#### OBJECTIVE:
Report only the number of lines in this material that include the string "Network".

===== LISTED RECORDS =====

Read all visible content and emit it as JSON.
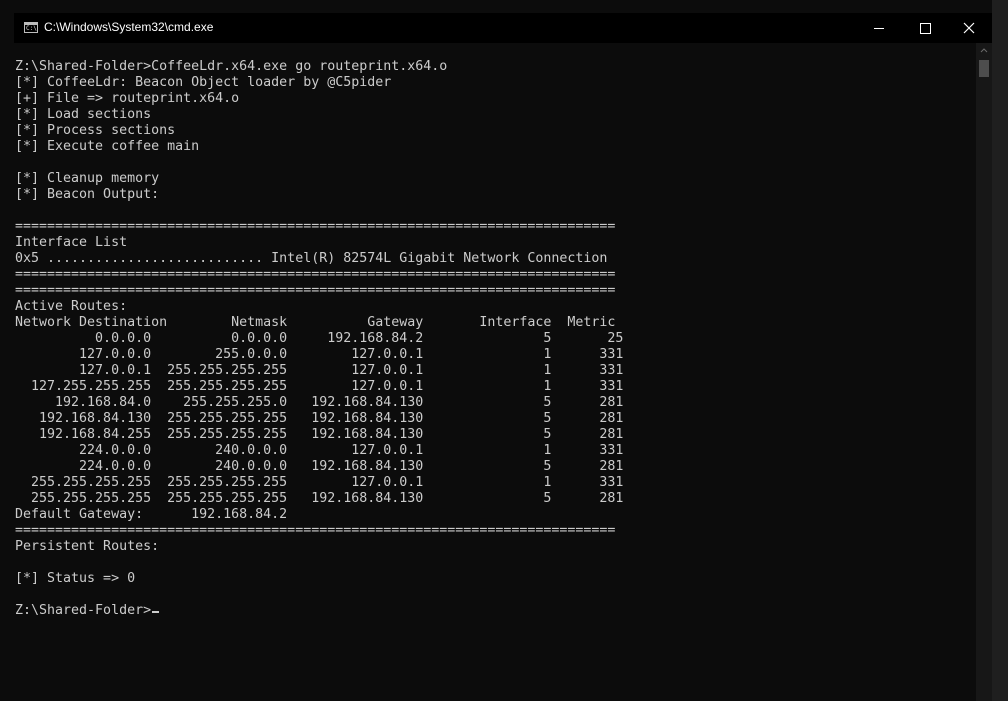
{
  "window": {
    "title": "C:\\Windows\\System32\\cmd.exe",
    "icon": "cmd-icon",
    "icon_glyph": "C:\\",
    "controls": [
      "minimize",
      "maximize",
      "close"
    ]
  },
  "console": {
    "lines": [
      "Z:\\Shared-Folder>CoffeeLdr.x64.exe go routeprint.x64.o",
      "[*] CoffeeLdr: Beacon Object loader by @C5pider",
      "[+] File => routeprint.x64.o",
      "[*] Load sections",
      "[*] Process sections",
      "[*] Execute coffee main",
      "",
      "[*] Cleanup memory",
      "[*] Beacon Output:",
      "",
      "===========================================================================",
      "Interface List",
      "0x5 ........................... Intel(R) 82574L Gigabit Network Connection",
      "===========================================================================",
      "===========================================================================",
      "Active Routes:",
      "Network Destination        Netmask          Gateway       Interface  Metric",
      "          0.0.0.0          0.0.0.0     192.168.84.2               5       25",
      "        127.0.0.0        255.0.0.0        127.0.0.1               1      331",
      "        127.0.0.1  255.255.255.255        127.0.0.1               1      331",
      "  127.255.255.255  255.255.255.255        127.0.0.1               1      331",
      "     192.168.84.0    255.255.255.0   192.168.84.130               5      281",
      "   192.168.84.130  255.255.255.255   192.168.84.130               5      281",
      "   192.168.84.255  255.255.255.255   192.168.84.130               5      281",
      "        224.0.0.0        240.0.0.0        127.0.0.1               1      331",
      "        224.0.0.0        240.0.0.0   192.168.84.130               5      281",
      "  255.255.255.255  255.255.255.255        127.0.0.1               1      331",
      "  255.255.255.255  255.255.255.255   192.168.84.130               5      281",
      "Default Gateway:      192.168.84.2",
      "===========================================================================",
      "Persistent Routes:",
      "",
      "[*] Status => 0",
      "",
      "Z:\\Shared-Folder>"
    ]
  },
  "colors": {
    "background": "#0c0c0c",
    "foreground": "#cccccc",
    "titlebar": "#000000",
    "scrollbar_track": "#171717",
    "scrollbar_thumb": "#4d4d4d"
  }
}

=====

#### OUTPUT FOR THIS EXERCISE:
2